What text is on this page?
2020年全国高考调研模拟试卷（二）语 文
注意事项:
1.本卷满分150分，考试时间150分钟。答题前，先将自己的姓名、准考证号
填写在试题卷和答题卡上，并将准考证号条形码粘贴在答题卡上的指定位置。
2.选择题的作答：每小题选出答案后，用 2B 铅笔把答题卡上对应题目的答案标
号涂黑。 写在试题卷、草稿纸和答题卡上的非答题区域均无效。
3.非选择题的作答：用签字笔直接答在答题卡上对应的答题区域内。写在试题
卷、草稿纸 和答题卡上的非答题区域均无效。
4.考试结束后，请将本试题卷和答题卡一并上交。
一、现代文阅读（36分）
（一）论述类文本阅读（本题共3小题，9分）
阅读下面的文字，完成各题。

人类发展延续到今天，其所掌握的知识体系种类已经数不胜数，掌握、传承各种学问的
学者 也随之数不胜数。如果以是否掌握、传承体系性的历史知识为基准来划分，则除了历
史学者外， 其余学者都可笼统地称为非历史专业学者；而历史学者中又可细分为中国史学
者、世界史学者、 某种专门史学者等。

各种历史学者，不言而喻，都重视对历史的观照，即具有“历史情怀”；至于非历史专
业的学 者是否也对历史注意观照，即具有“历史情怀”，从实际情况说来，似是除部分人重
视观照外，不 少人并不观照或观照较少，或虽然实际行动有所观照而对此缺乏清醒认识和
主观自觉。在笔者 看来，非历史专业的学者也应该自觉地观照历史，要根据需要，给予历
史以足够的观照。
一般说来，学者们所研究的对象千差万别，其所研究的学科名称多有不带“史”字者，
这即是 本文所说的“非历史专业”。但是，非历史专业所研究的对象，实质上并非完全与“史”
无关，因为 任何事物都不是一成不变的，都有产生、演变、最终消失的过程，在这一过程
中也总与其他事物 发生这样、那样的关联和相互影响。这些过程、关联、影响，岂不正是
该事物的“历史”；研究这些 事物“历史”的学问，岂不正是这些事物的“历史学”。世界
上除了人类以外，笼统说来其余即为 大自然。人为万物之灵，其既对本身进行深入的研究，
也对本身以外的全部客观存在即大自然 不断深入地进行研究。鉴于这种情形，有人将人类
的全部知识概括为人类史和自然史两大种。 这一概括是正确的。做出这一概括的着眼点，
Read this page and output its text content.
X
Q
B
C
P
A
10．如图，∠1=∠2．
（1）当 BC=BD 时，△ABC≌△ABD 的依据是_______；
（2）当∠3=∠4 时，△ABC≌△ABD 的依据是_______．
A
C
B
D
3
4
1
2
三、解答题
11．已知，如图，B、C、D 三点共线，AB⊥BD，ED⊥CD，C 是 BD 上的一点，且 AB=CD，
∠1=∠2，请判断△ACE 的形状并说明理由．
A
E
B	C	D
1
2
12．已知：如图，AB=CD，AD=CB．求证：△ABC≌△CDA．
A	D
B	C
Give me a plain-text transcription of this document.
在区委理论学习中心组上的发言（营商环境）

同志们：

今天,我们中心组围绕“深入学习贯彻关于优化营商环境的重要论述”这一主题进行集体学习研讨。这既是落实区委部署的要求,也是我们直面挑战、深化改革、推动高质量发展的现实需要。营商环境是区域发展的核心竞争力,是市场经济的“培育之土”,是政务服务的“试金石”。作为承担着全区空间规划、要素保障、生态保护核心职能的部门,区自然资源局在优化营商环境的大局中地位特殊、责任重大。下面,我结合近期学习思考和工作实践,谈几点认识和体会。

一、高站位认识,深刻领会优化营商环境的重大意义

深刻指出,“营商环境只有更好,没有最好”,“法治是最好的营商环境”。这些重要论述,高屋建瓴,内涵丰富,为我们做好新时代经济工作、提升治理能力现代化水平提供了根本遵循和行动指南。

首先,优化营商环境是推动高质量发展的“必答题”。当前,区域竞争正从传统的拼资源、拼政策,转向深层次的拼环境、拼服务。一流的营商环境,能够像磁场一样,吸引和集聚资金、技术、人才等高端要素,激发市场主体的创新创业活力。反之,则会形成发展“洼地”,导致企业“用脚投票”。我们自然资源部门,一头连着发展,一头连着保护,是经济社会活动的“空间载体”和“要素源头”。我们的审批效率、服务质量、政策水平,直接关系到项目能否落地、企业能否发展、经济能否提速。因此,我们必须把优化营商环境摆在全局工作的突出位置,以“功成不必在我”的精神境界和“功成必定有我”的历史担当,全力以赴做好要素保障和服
☆ ☆ ☆ ☆
- What to work on -
Return all the data above once more, precisely as given.

- Solved problem -
What text is on this page?
2020年全国高考调研模拟试卷（二）语 文
注意事项:
1.本卷满分150分，考试时间150分钟。答题前，先将自己的姓名、准考证号
填写在试题卷和答题卡上，并将准考证号条形码粘贴在答题卡上的指定位置。
2.选择题的作答：每小题选出答案后，用 2B 铅笔把答题卡上对应题目的答案标
号涂黑。 写在试题卷、草稿纸和答题卡上的非答题区域均无效。
3.非选择题的作答：用签字笔直接答在答题卡上对应的答题区域内。写在试题
卷、草稿纸 和答题卡上的非答题区域均无效。
4.考试结束后，请将本试题卷和答题卡一并上交。
一、现代文阅读（36分）
（一）论述类文本阅读（本题共3小题，9分）
阅读下面的文字，完成各题。

人类发展延续到今天，其所掌握的知识体系种类已经数不胜数，掌握、传承各种学问的
学者 也随之数不胜数。如果以是否掌握、传承体系性的历史知识为基准来划分，则除了历
史学者外， 其余学者都可笼统地称为非历史专业学者；而历史学者中又可细分为中国史学
者、世界史学者、 某种专门史学者等。

各种历史学者，不言而喻，都重视对历史的观照，即具有“历史情怀”；至于非历史专
业的学 者是否也对历史注意观照，即具有“历史情怀”，从实际情况说来，似是除部分人重
视观照外，不 少人并不观照或观照较少，或虽然实际行动有所观照而对此缺乏清醒认识和
主观自觉。在笔者 看来，非历史专业的学者也应该自觉地观照历史，要根据需要，给予历
史以足够的观照。
一般说来，学者们所研究的对象千差万别，其所研究的学科名称多有不带“史”字者，
这即是 本文所说的“非历史专业”。但是，非历史专业所研究的对象，实质上并非完全与“史”
无关，因为 任何事物都不是一成不变的，都有产生、演变、最终消失的过程，在这一过程
中也总与其他事物 发生这样、那样的关联和相互影响。这些过程、关联、影响，岂不正是
该事物的“历史”；研究这些 事物“历史”的学问，岂不正是这些事物的“历史学”。世界
上除了人类以外，笼统说来其余即为 大自然。人为万物之灵，其既对本身进行深入的研究，
也对本身以外的全部客观存在即大自然 不断深入地进行研究。鉴于这种情形，有人将人类
的全部知识概括为人类史和自然史两大种。 这一概括是正确的。做出这一概括的着眼点，
Read this page and output its text content.
X
Q
B
C
P
A
10．如图，∠1=∠2．
（1）当 BC=BD 时，△ABC≌△ABD 的依据是_______；
（2）当∠3=∠4 时，△ABC≌△ABD 的依据是_______．
A
C
B
D
3
4
1
2
三、解答题
11．已知，如图，B、C、D 三点共线，AB⊥BD，ED⊥CD，C 是 BD 上的一点，且 AB=CD，
∠1=∠2，请判断△ACE 的形状并说明理由．
A
E
B	C	D
1
2
12．已知：如图，AB=CD，AD=CB．求证：△ABC≌△CDA．
A	D
B	C
Give me a plain-text transcription of this document.
在区委理论学习中心组上的发言（营商环境）

同志们：

今天,我们中心组围绕“深入学习贯彻关于优化营商环境的重要论述”这一主题进行集体学习研讨。这既是落实区委部署的要求,也是我们直面挑战、深化改革、推动高质量发展的现实需要。营商环境是区域发展的核心竞争力,是市场经济的“培育之土”,是政务服务的“试金石”。作为承担着全区空间规划、要素保障、生态保护核心职能的部门,区自然资源局在优化营商环境的大局中地位特殊、责任重大。下面,我结合近期学习思考和工作实践,谈几点认识和体会。

一、高站位认识,深刻领会优化营商环境的重大意义

深刻指出,“营商环境只有更好,没有最好”,“法治是最好的营商环境”。这些重要论述,高屋建瓴,内涵丰富,为我们做好新时代经济工作、提升治理能力现代化水平提供了根本遵循和行动指南。

首先,优化营商环境是推动高质量发展的“必答题”。当前,区域竞争正从传统的拼资源、拼政策,转向深层次的拼环境、拼服务。一流的营商环境,能够像磁场一样,吸引和集聚资金、技术、人才等高端要素,激发市场主体的创新创业活力。反之,则会形成发展“洼地”,导致企业“用脚投票”。我们自然资源部门,一头连着发展,一头连着保护,是经济社会活动的“空间载体”和“要素源头”。我们的审批效率、服务质量、政策水平,直接关系到项目能否落地、企业能否发展、经济能否提速。因此,我们必须把优化营商环境摆在全局工作的突出位置,以“功成不必在我”的精神境界和“功成必定有我”的历史担当,全力以赴做好要素保障和服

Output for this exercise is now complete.